SHORT TASK: Report back each line of the records that contains the string "structured".

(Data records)
┌──

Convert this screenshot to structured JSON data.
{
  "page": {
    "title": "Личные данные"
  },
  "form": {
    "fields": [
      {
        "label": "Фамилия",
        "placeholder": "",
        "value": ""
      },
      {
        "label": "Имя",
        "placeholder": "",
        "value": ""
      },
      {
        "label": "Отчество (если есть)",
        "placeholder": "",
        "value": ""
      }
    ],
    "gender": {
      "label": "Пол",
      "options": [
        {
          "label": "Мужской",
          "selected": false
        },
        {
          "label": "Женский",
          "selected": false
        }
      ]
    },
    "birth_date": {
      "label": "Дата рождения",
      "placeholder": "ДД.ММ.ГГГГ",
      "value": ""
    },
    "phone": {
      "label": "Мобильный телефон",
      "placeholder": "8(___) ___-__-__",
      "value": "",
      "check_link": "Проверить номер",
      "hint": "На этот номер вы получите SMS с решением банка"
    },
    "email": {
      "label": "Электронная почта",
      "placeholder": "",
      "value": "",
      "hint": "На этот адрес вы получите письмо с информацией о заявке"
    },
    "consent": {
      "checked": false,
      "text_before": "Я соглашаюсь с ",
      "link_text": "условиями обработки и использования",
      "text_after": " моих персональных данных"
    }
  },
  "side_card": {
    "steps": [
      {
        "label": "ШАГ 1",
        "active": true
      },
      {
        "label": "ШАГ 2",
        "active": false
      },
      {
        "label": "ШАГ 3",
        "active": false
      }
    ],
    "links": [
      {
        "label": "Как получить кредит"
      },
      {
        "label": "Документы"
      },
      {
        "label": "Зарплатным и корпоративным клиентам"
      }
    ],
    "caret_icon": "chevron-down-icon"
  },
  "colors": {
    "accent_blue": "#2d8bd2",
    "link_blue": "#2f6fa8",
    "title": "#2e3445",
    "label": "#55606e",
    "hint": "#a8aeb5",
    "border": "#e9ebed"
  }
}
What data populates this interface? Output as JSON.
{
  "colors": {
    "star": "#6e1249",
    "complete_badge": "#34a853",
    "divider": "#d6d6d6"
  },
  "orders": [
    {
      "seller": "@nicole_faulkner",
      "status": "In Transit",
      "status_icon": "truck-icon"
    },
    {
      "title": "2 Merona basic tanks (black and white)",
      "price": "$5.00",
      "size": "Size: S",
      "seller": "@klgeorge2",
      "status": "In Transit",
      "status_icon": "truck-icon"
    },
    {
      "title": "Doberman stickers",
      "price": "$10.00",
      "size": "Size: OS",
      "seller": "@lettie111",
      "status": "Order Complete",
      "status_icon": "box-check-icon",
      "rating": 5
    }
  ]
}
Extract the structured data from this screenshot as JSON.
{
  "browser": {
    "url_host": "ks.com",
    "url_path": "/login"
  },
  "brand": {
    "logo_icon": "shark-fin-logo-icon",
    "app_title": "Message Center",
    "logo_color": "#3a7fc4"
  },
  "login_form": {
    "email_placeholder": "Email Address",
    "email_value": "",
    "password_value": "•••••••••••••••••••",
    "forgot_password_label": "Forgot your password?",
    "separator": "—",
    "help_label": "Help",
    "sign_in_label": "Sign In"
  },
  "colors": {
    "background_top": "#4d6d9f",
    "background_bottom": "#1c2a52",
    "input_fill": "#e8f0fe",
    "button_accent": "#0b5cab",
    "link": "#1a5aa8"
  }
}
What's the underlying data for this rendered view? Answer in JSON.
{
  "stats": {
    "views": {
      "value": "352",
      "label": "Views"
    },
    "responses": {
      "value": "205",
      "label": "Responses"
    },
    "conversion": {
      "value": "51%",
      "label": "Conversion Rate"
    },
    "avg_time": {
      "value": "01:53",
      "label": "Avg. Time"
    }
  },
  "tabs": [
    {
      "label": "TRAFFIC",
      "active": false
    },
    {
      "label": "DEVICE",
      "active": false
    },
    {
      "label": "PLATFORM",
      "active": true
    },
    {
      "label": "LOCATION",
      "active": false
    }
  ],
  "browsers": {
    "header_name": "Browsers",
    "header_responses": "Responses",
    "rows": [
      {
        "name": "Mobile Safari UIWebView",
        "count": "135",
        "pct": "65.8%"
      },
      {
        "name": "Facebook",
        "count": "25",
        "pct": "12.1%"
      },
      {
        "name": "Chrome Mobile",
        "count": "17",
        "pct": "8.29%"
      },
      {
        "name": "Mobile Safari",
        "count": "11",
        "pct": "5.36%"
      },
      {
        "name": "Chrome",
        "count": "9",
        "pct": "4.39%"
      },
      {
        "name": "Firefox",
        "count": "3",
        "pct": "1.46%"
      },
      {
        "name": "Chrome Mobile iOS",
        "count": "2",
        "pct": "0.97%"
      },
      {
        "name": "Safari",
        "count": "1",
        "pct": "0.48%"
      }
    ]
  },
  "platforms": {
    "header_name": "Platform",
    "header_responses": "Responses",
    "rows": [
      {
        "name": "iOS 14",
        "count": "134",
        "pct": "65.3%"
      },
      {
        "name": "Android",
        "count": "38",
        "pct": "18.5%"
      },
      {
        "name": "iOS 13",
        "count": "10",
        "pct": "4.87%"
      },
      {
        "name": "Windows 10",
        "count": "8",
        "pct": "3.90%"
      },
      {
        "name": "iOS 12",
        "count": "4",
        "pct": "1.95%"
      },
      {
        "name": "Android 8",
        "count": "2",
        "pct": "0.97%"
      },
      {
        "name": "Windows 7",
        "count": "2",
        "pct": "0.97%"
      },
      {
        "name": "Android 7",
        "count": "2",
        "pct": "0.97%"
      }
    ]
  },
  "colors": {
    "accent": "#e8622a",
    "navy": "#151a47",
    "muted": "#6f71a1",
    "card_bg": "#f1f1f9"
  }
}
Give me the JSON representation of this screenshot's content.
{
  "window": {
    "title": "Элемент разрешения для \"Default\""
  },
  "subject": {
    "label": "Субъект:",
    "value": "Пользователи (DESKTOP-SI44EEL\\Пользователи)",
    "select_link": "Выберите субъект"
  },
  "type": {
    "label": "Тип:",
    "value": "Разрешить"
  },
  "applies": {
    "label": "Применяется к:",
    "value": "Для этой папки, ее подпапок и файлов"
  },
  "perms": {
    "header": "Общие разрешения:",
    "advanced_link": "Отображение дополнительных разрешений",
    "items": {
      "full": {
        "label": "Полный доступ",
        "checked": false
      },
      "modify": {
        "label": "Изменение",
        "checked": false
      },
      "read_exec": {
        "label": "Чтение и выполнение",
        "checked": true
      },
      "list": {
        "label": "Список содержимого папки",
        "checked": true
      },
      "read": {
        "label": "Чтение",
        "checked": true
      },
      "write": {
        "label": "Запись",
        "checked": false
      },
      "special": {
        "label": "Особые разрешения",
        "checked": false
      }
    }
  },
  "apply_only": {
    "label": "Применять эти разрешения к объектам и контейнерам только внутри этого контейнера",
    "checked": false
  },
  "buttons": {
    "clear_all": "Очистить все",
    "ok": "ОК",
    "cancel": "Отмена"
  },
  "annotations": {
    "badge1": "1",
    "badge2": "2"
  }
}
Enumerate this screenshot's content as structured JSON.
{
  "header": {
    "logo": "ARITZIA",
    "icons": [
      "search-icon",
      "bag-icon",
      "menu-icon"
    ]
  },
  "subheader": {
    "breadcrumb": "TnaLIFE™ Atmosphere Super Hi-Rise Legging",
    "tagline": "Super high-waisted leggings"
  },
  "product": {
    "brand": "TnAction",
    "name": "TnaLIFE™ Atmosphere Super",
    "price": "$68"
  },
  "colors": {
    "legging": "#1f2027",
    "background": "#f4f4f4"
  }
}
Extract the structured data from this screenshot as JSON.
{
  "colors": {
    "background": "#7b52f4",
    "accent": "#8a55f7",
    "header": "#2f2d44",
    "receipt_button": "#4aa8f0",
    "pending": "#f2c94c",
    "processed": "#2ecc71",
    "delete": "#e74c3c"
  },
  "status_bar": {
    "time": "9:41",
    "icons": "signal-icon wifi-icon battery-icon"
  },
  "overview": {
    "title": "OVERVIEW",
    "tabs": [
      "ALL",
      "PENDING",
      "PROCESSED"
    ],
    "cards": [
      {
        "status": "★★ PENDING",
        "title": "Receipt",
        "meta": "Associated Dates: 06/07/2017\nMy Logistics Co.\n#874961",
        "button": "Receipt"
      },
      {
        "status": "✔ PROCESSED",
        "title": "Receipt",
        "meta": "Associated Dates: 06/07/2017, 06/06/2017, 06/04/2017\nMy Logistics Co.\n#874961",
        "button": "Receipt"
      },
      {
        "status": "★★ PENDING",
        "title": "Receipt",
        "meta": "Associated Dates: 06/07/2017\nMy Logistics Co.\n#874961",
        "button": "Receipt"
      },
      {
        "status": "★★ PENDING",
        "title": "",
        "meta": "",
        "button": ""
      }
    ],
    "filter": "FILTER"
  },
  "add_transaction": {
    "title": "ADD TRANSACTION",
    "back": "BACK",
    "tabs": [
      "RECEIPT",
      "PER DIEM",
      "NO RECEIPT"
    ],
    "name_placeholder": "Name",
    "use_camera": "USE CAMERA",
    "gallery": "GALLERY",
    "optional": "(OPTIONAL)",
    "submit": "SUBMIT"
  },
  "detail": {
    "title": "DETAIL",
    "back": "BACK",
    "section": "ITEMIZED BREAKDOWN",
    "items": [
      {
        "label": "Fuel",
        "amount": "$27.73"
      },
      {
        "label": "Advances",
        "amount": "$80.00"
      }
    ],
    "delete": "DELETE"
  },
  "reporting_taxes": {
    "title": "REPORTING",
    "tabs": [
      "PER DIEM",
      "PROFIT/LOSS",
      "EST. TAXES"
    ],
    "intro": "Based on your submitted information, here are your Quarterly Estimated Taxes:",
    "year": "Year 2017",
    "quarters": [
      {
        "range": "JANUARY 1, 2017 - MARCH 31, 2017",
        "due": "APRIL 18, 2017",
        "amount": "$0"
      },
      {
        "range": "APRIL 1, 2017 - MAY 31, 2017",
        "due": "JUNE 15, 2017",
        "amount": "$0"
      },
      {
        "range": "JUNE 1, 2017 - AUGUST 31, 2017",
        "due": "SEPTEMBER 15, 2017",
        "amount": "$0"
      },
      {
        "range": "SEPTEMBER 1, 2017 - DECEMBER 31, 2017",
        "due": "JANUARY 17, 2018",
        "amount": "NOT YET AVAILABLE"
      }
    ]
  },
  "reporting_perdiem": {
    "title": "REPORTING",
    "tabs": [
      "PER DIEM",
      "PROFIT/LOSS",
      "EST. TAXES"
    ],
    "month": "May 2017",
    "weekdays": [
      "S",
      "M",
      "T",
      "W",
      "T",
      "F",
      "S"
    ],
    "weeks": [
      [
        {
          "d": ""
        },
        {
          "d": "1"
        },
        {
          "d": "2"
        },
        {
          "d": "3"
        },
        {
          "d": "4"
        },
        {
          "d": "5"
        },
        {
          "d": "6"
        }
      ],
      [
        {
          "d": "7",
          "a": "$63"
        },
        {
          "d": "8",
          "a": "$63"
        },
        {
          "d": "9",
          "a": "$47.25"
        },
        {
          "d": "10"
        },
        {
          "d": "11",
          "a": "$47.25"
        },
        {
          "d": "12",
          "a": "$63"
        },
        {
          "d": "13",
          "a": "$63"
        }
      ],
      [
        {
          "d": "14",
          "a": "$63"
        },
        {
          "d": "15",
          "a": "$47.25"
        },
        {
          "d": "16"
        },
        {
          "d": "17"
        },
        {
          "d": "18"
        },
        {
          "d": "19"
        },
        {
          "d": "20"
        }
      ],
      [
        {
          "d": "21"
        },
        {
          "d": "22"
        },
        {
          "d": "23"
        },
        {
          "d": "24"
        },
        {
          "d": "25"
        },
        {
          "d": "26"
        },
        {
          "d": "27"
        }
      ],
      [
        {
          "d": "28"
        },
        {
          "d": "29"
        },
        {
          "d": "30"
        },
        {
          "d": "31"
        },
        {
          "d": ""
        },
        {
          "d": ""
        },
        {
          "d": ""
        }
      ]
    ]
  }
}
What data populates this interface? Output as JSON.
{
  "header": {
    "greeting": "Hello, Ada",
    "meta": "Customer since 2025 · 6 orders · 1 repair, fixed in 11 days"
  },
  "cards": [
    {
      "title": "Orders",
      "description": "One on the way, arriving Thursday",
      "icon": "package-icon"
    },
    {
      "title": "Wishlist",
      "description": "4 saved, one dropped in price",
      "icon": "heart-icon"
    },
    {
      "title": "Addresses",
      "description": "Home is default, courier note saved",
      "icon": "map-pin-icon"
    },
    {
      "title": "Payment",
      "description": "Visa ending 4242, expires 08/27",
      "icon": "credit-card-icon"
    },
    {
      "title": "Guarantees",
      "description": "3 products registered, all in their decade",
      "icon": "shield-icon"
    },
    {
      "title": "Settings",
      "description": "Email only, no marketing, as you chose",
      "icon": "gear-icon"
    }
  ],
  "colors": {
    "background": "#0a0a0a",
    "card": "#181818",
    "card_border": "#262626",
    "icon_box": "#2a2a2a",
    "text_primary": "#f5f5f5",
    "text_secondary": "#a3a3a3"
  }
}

└──

WRITTEN RESPONSE:
Convert this screenshot to structured JSON data.
Extract the structured data from this screenshot as JSON.
Enumerate this screenshot's content as structured JSON.
Extract the structured data from this screenshot as JSON.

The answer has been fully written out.